*The exercise*
Transcribe each line of the records below exactly, excluding any embedded images.

*Part of a data file*
##########

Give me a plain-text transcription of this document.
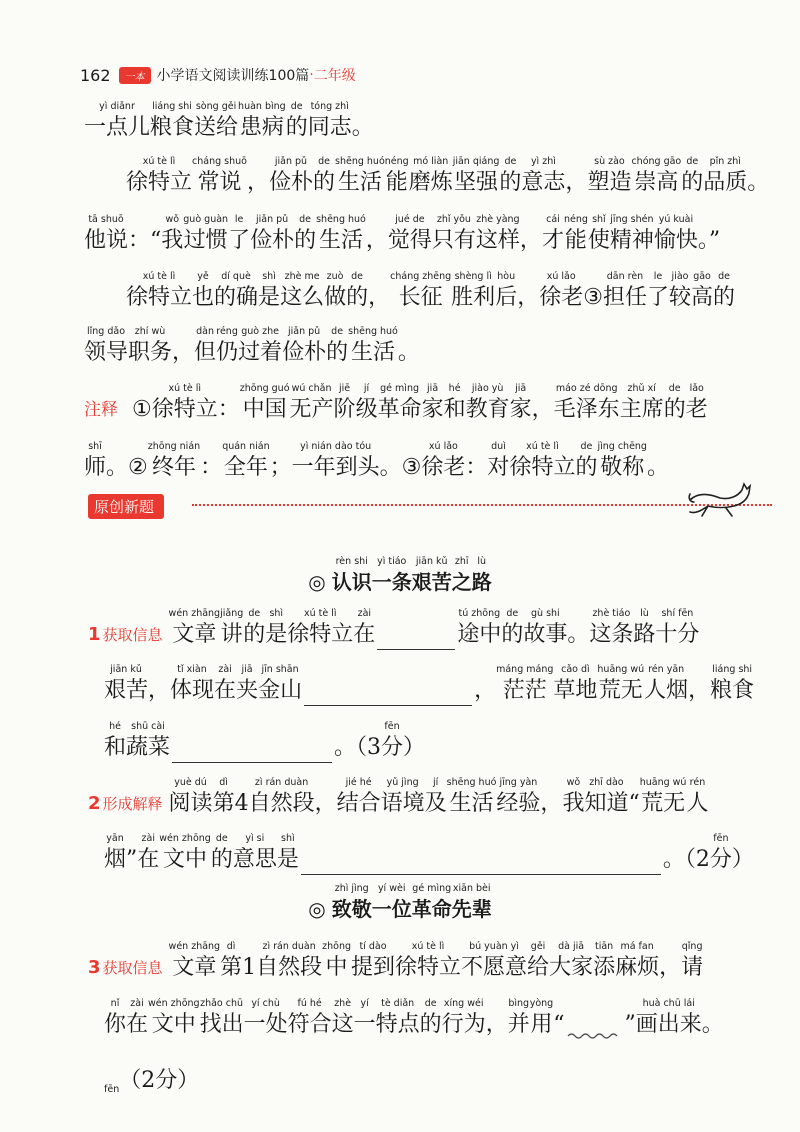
162	一本 小学语文阅读训练100篇 · 二年级
yì diǎnr
一点儿
liáng shi
粮食
sòng gěi
送给
huàn bìng
患病
de
的
tóng zhì
同志 。
xú tè lì
徐特立
cháng shuō
常说 ，
jiǎn pǔ
俭朴
de
的
shēng huó
生活
néng
能
mó liàn
磨炼
jiān qiáng
坚强
de
的
yì zhì
意志 ，
sù zào
塑造
chóng gāo
崇高
de
的
pǐn zhì
品质 。
tā shuō
他说 ：“
wǒ
我
guò guàn
过惯
le
了
jiǎn pǔ
俭朴
de
的
shēng huó
生活 ，
jué de
觉得
zhǐ yǒu
只有
zhè yàng
这样 ，
cái
才
néng
能
shǐ
使
jīng shén
精神
yú kuài
愉快 。”
xú tè lì
徐特立
yě
也
dí què
的确
shì
是
zhè me
这么
zuò
做
de
的 ，
cháng zhēng
长征
shèng lì
胜利
hòu
后 ，
xú lǎo
徐老 ③
dān rèn
担任
le
了
jiào
较
gāo
高
de
的
lǐng dǎo
领导
zhí wù
职务 ，
dàn
但
réng
仍
guò zhe
过着
jiǎn pǔ
俭朴
de
的
shēng huó
生活 。
注释 ①
xú tè lì
徐特立 ：
zhōng guó
中国
wú chǎn
无产
jiē
阶
jí
级
gé mìng
革命
jiā
家
hé
和
jiào yù
教育
jiā
家 ，
máo zé dōng
毛泽东
zhǔ xí
主席
de
的
lǎo
老
shī
师 。 ②
zhōng nián
终年 ：
quán nián
全年 ；
yì nián dào tóu
一年到头 。 ③
xú lǎo
徐老 ：
duì
对
xú tè lì
徐特立
de
的
jìng chēng
敬称 。
原创新题
◎
rèn shi
认识
yì tiáo
一条
jiān kǔ
艰苦
zhī
之
lù
路
1 获取信息
wén zhāng
文章
jiǎng
讲
de
的
shì
是
xú tè lì
徐特立
zài
在
tú zhōng
途中
de
的
gù shi
故事 。
zhè tiáo
这条
lù
路
shí fēn
十分
jiān kǔ
艰苦 ，
tǐ xiàn
体现
zài
在
jiā
夹
jīn shān
金山	，
máng máng
茫茫
cǎo dì
草地
huāng wú
荒无
rén yān
人烟 ，
liáng shi
粮食
hé
和
shū cài
蔬菜	。（3
fēn
分 ）
2 形成解释
yuè dú
阅读
dì
第 4
zì rán duàn
自然段 ，
jié hé
结合
yǔ jìng
语境
jí
及
shēng huó
生活
jīng yàn
经验 ，
wǒ
我
zhī dào
知道 “
huāng wú
荒无
rén
人
yān
烟 ”
zài
在
wén zhōng
文中
de
的
yì si
意思
shì
是	。（2
fēn
分 ）
◎
zhì jìng
致敬
yí wèi
一位
gé mìng
革命
xiān bèi
先辈
3 获取信息
wén zhāng
文章
dì
第 1
zì rán duàn
自然段
zhōng
中
tí dào
提到
xú tè lì
徐特立
bú yuàn yì
不愿意
gěi
给
dà jiā
大家
tiān
添
má fan
麻烦 ，
qǐng
请
nǐ
你
zài
在
wén zhōng
文中
zhǎo chū
找出
yí chù
一处
fú hé
符合
zhè
这
yí
一
tè diǎn
特点
de
的
xíng wéi
行为 ，
bìng
并
yòng
用 “	”
huà chū lái
画出来 。
fēn （2 分 ）
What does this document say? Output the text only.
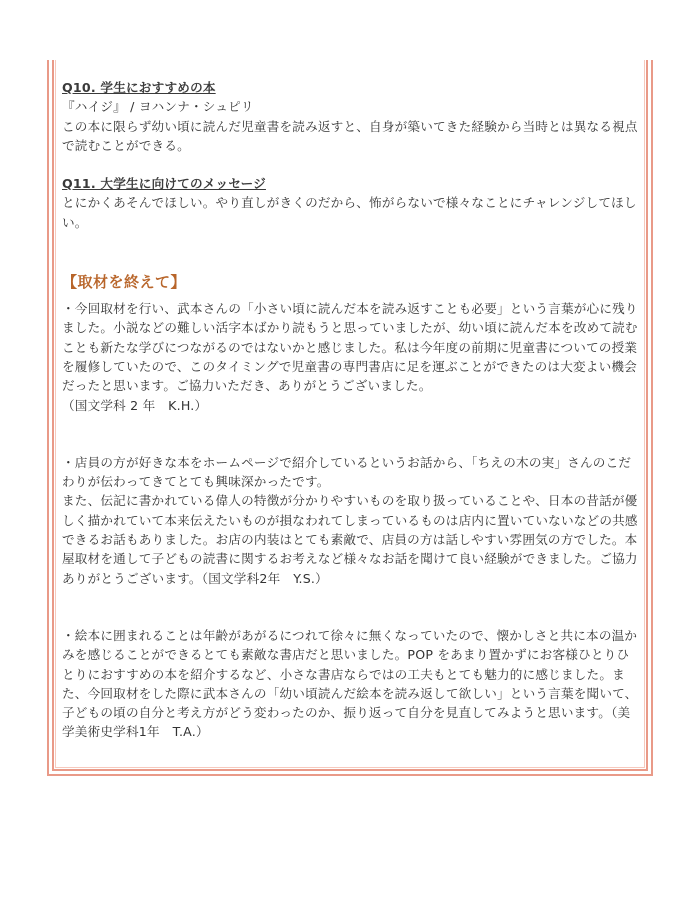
Q10. 学生におすすめの本

『ハイジ』 / ヨハンナ・シュピリ

この本に限らず幼い頃に読んだ児童書を読み返すと、自身が築いてきた経験から当時とは異なる視点で読むことができる。

Q11. 大学生に向けてのメッセージ

とにかくあそんでほしい。やり直しがきくのだから、怖がらないで様々なことにチャレンジしてほしい。

【取材を終えて】

・今回取材を行い、武本さんの「小さい頃に読んだ本を読み返すことも必要」という言葉が心に残りました。小説などの難しい活字本ばかり読もうと思っていましたが、幼い頃に読んだ本を改めて読むことも新たな学びにつながるのではないかと感じました。私は今年度の前期に児童書についての授業を履修していたので、このタイミングで児童書の専門書店に足を運ぶことができたのは大変よい機会だったと思います。ご協力いただき、ありがとうございました。

（国文学科 2 年　K.H.）

・店員の方が好きな本をホームページで紹介しているというお話から、「ちえの木の実」さんのこだわりが伝わってきてとても興味深かったです。

また、伝記に書かれている偉人の特徴が分かりやすいものを取り扱っていることや、日本の昔話が優しく描かれていて本来伝えたいものが損なわれてしまっているものは店内に置いていないなどの共感できるお話もありました。お店の内装はとても素敵で、店員の方は話しやすい雰囲気の方でした。本屋取材を通して子どもの読書に関するお考えなど様々なお話を聞けて良い経験ができました。ご協力ありがとうございます。（国文学科2年　Y.S.）

・絵本に囲まれることは年齢があがるにつれて徐々に無くなっていたので、懐かしさと共に本の温かみを感じることができるとても素敵な書店だと思いました。POP をあまり置かずにお客様ひとりひとりにおすすめの本を紹介するなど、小さな書店ならではの工夫もとても魅力的に感じました。また、今回取材をした際に武本さんの「幼い頃読んだ絵本を読み返して欲しい」という言葉を聞いて、子どもの頃の自分と考え方がどう変わったのか、振り返って自分を見直してみようと思います。（美学美術史学科1年　T.A.）
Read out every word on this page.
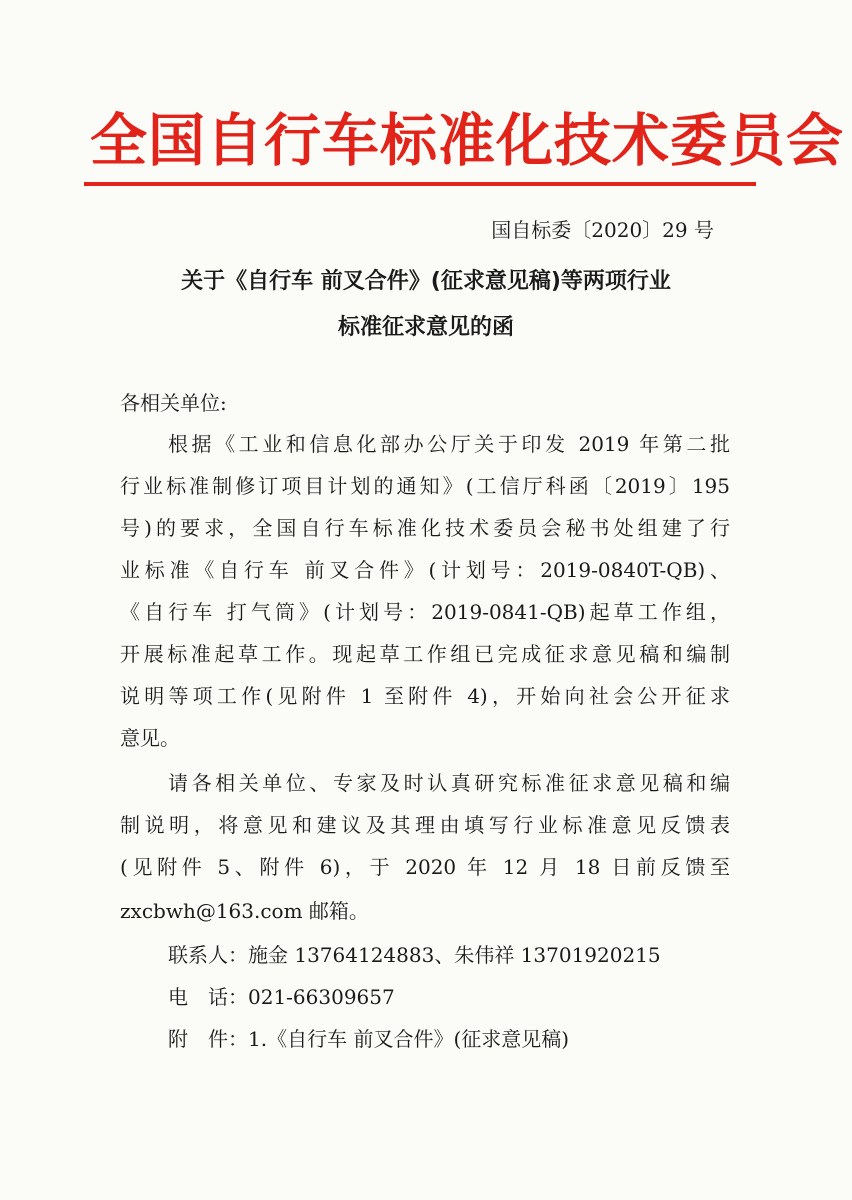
全国自行车标准化技术委员会
国自标委〔2020〕29 号
关于《自行车 前叉合件》(征求意见稿)等两项行业
标准征求意见的函
各相关单位:
根据《工业和信息化部办公厅关于印发 2019 年第二批
行业标准制修订项目计划的通知》(工信厅科函〔2019〕195
号)的要求，全国自行车标准化技术委员会秘书处组建了行
业标准《自行车 前叉合件》(计划号：2019-0840T-QB)、
《自行车 打气筒》(计划号：2019-0841-QB)起草工作组，
开展标准起草工作。现起草工作组已完成征求意见稿和编制
说明等项工作(见附件 1 至附件 4)，开始向社会公开征求
意见。
请各相关单位、专家及时认真研究标准征求意见稿和编
制说明，将意见和建议及其理由填写行业标准意见反馈表
(见附件 5、附件 6)，于 2020 年 12 月 18 日前反馈至
zxcbwh@163.com 邮箱。
联系人：施金 13764124883、朱伟祥 13701920215
电　话：021-66309657
附　件：1.《自行车 前叉合件》(征求意见稿)
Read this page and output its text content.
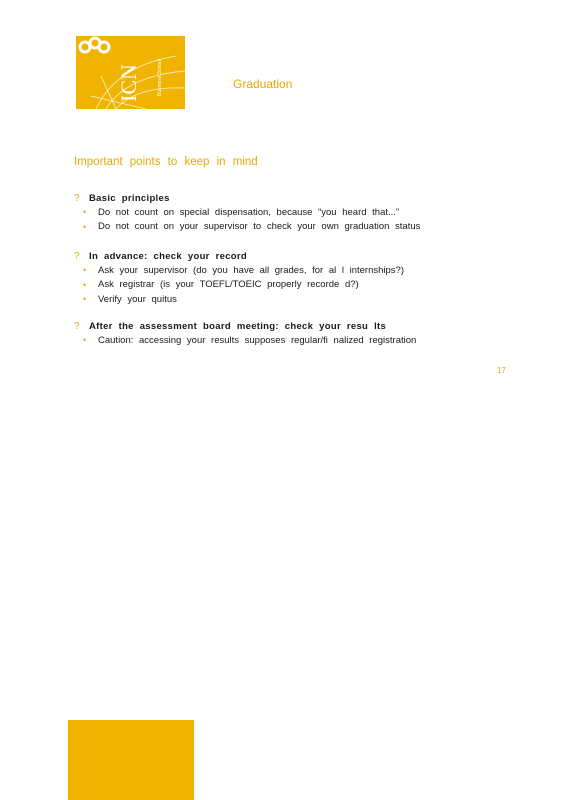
ICN	Business School	Graduation
Important points to keep in mind
? Basic principles
•	Do not count on special dispensation, because “you heard that...”
•	Do not count on your supervisor to check your own graduation status
? In advance: check your record
•	Ask your supervisor (do you have all grades, for al l internships?)
•	Ask registrar (is your TOEFL/TOEIC properly recorde d?)
•	Verify your quitus
? After the assessment board meeting: check your resu lts
•	Caution: accessing your results supposes regular/fi nalized registration
17
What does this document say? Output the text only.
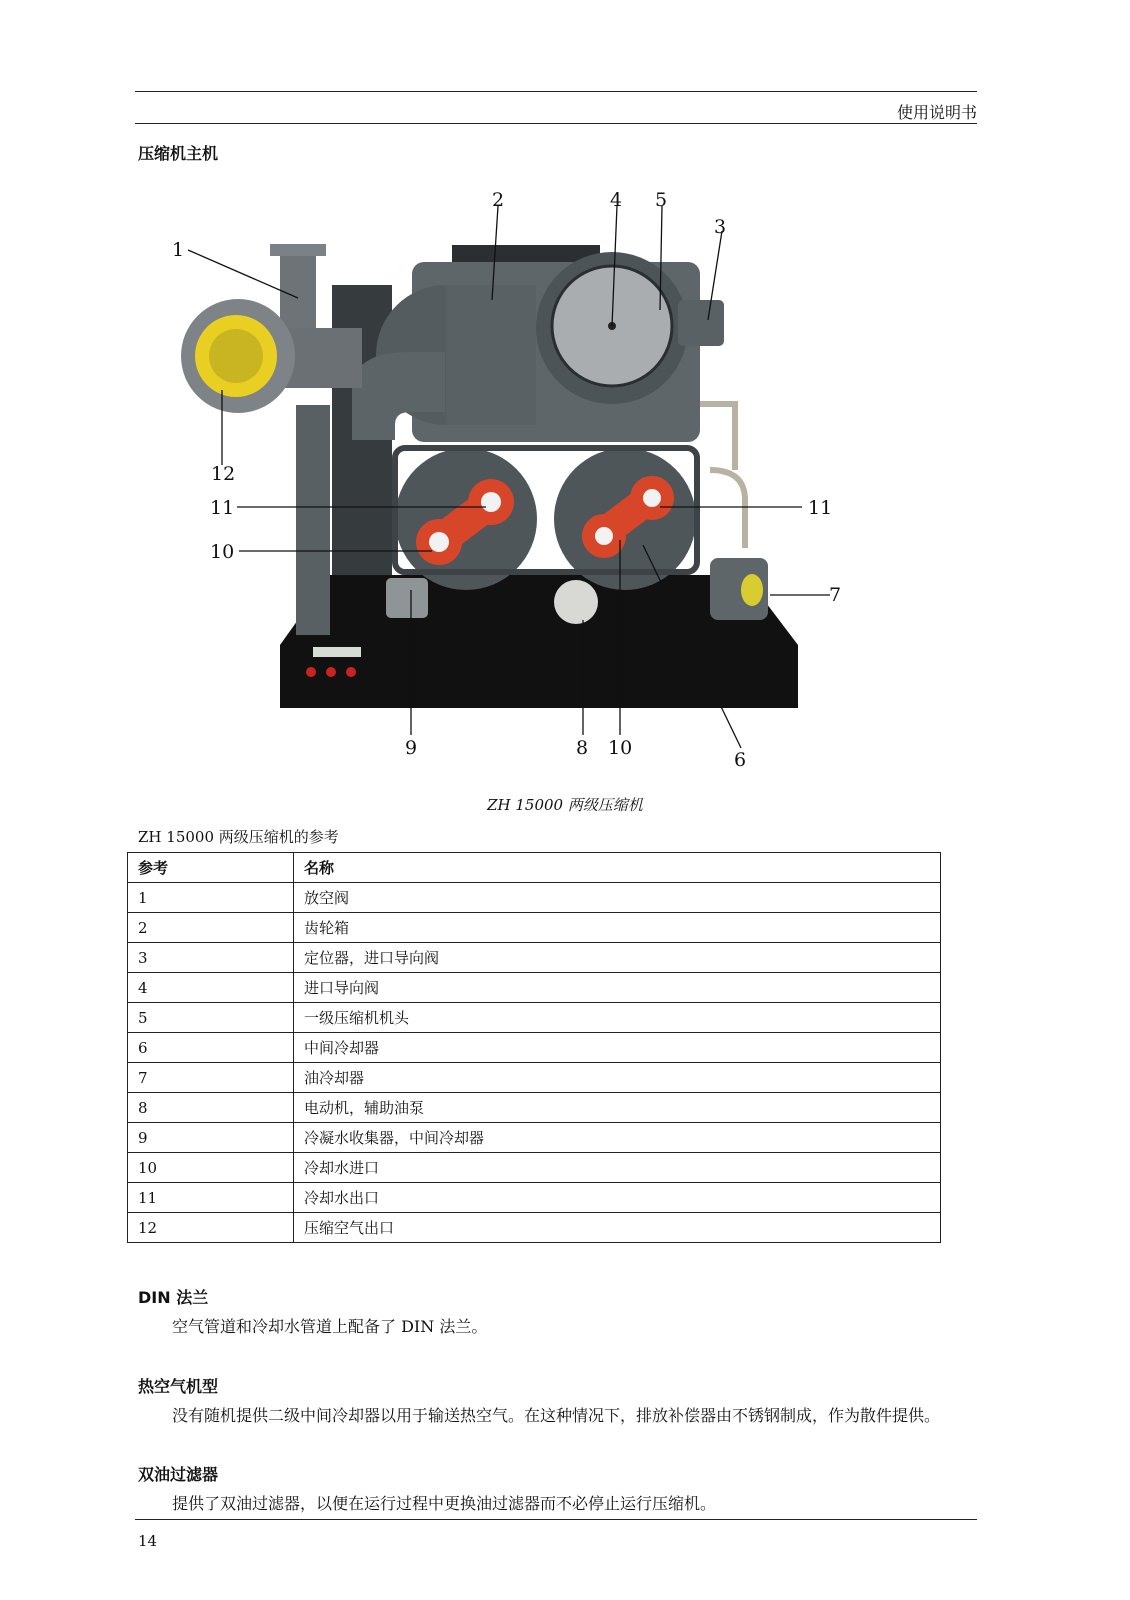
使用说明书
压缩机主机
1
2
3
4 5
6
7
8
9
10
10
11	11
12
ZH 15000 两级压缩机
ZH 15000 两级压缩机的参考
参考	名称
1	放空阀
2	齿轮箱
3	定位器，进口导向阀
4	进口导向阀
5	一级压缩机机头
6	中间冷却器
7	油冷却器
8	电动机，辅助油泵
9	冷凝水收集器，中间冷却器
10	冷却水进口
11	冷却水出口
12	压缩空气出口
DIN 法兰
空气管道和冷却水管道上配备了 DIN 法兰。
热空气机型
没有随机提供二级中间冷却器以用于输送热空气。在这种情况下，排放补偿器由不锈钢制成，作为散件提供。
双油过滤器
提供了双油过滤器，以便在运行过程中更换油过滤器而不必停止运行压缩机。
14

##########

*Solution for this task*
Give me a plain-text transcription of this document.
162	一本 小学语文阅读训练100篇 · 二年级
yì diǎnr
一点儿
liáng shi
粮食
sòng gěi
送给
huàn bìng
患病
de
的
tóng zhì
同志 。
xú tè lì
徐特立
cháng shuō
常说 ，
jiǎn pǔ
俭朴
de
的
shēng huó
生活
néng
能
mó liàn
磨炼
jiān qiáng
坚强
de
的
yì zhì
意志 ，
sù zào
塑造
chóng gāo
崇高
de
的
pǐn zhì
品质 。
tā shuō
他说 ：“
wǒ
我
guò guàn
过惯
le
了
jiǎn pǔ
俭朴
de
的
shēng huó
生活 ，
jué de
觉得
zhǐ yǒu
只有
zhè yàng
这样 ，
cái
才
néng
能
shǐ
使
jīng shén
精神
yú kuài
愉快 。”
xú tè lì
徐特立
yě
也
dí què
的确
shì
是
zhè me
这么
zuò
做
de
的 ，
cháng zhēng
长征
shèng lì
胜利
hòu
后 ，
xú lǎo
徐老 ③
dān rèn
担任
le
了
jiào
较
gāo
高
de
的
lǐng dǎo
领导
zhí wù
职务 ，
dàn
但
réng
仍
guò zhe
过着
jiǎn pǔ
俭朴
de
的
shēng huó
生活 。
注释 ①
xú tè lì
徐特立 ：
zhōng guó
中国
wú chǎn
无产
jiē
阶
jí
级
gé mìng
革命
jiā
家
hé
和
jiào yù
教育
jiā
家 ，
máo zé dōng
毛泽东
zhǔ xí
主席
de
的
lǎo
老
shī
师 。 ②
zhōng nián
终年 ：
quán nián
全年 ；
yì nián dào tóu
一年到头 。 ③
xú lǎo
徐老 ：
duì
对
xú tè lì
徐特立
de
的
jìng chēng
敬称 。
原创新题
◎
rèn shi
认识
yì tiáo
一条
jiān kǔ
艰苦
zhī
之
lù
路
1 获取信息
wén zhāng
文章
jiǎng
讲
de
的
shì
是
xú tè lì
徐特立
zài
在
tú zhōng
途中
de
的
gù shi
故事 。
zhè tiáo
这条
lù
路
shí fēn
十分
jiān kǔ
艰苦 ，
tǐ xiàn
体现
zài
在
jiā
夹
jīn shān
金山	，
máng máng
茫茫
cǎo dì
草地
huāng wú
荒无
rén yān
人烟 ，
liáng shi
粮食
hé
和
shū cài
蔬菜	。（3
fēn
分 ）
2 形成解释
yuè dú
阅读
dì
第 4
zì rán duàn
自然段 ，
jié hé
结合
yǔ jìng
语境
jí
及
shēng huó
生活
jīng yàn
经验 ，
wǒ
我
zhī dào
知道 “
huāng wú
荒无
rén
人
yān
烟 ”
zài
在
wén zhōng
文中
de
的
yì si
意思
shì
是	。（2
fēn
分 ）
◎
zhì jìng
致敬
yí wèi
一位
gé mìng
革命
xiān bèi
先辈
3 获取信息
wén zhāng
文章
dì
第 1
zì rán duàn
自然段
zhōng
中
tí dào
提到
xú tè lì
徐特立
bú yuàn yì
不愿意
gěi
给
dà jiā
大家
tiān
添
má fan
麻烦 ，
qǐng
请
nǐ
你
zài
在
wén zhōng
文中
zhǎo chū
找出
yí chù
一处
fú hé
符合
zhè
这
yí
一
tè diǎn
特点
de
的
xíng wéi
行为 ，
bìng
并
yòng
用 “	”
huà chū lái
画出来 。
fēn （2 分 ）
What does this document say? Output the text only.
Q10. 学生におすすめの本

『ハイジ』 / ヨハンナ・シュピリ

この本に限らず幼い頃に読んだ児童書を読み返すと、自身が築いてきた経験から当時とは異なる視点で読むことができる。

Q11. 大学生に向けてのメッセージ

とにかくあそんでほしい。やり直しがきくのだから、怖がらないで様々なことにチャレンジしてほしい。

【取材を終えて】

・今回取材を行い、武本さんの「小さい頃に読んだ本を読み返すことも必要」という言葉が心に残りました。小説などの難しい活字本ばかり読もうと思っていましたが、幼い頃に読んだ本を改めて読むことも新たな学びにつながるのではないかと感じました。私は今年度の前期に児童書についての授業を履修していたので、このタイミングで児童書の専門書店に足を運ぶことができたのは大変よい機会だったと思います。ご協力いただき、ありがとうございました。

（国文学科 2 年　K.H.）

・店員の方が好きな本をホームページで紹介しているというお話から、「ちえの木の実」さんのこだわりが伝わってきてとても興味深かったです。

また、伝記に書かれている偉人の特徴が分かりやすいものを取り扱っていることや、日本の昔話が優しく描かれていて本来伝えたいものが損なわれてしまっているものは店内に置いていないなどの共感できるお話もありました。お店の内装はとても素敵で、店員の方は話しやすい雰囲気の方でした。本屋取材を通して子どもの読書に関するお考えなど様々なお話を聞けて良い経験ができました。ご協力ありがとうございます。（国文学科2年　Y.S.）

・絵本に囲まれることは年齢があがるにつれて徐々に無くなっていたので、懐かしさと共に本の温かみを感じることができるとても素敵な書店だと思いました。POP をあまり置かずにお客様ひとりひとりにおすすめの本を紹介するなど、小さな書店ならではの工夫もとても魅力的に感じました。また、今回取材をした際に武本さんの「幼い頃読んだ絵本を読み返して欲しい」という言葉を聞いて、子どもの頃の自分と考え方がどう変わったのか、振り返って自分を見直してみようと思います。（美学美術史学科1年　T.A.）
Read out every word on this page.
全国自行车标准化技术委员会
国自标委〔2020〕29 号
关于《自行车 前叉合件》(征求意见稿)等两项行业
标准征求意见的函
各相关单位:
根据《工业和信息化部办公厅关于印发 2019 年第二批
行业标准制修订项目计划的通知》(工信厅科函〔2019〕195
号)的要求，全国自行车标准化技术委员会秘书处组建了行
业标准《自行车 前叉合件》(计划号：2019-0840T-QB)、
《自行车 打气筒》(计划号：2019-0841-QB)起草工作组，
开展标准起草工作。现起草工作组已完成征求意见稿和编制
说明等项工作(见附件 1 至附件 4)，开始向社会公开征求
意见。
请各相关单位、专家及时认真研究标准征求意见稿和编
制说明，将意见和建议及其理由填写行业标准意见反馈表
(见附件 5、附件 6)，于 2020 年 12 月 18 日前反馈至
zxcbwh@163.com 邮箱。
联系人：施金 13764124883、朱伟祥 13701920215
电　话：021-66309657
附　件：1.《自行车 前叉合件》(征求意见稿)
Read this page and output its text content.
ICN	Business School	Graduation
Important points to keep in mind
? Basic principles
•	Do not count on special dispensation, because “you heard that...”
•	Do not count on your supervisor to check your own graduation status
? In advance: check your record
•	Ask your supervisor (do you have all grades, for al l internships?)
•	Ask registrar (is your TOEFL/TOEIC properly recorde d?)
•	Verify your quitus
? After the assessment board meeting: check your resu lts
•	Caution: accessing your results supposes regular/fi nalized registration
17
What does this document say? Output the text only.
使用说明书
压缩机主机
1
2
3
4 5
6
7
8
9
10
10
11	11
12
ZH 15000 两级压缩机
ZH 15000 两级压缩机的参考
参考	名称
1	放空阀
2	齿轮箱
3	定位器，进口导向阀
4	进口导向阀
5	一级压缩机机头
6	中间冷却器
7	油冷却器
8	电动机，辅助油泵
9	冷凝水收集器，中间冷却器
10	冷却水进口
11	冷却水出口
12	压缩空气出口
DIN 法兰
空气管道和冷却水管道上配备了 DIN 法兰。
热空气机型
没有随机提供二级中间冷却器以用于输送热空气。在这种情况下，排放补偿器由不锈钢制成，作为散件提供。
双油过滤器
提供了双油过滤器，以便在运行过程中更换油过滤器而不必停止运行压缩机。
14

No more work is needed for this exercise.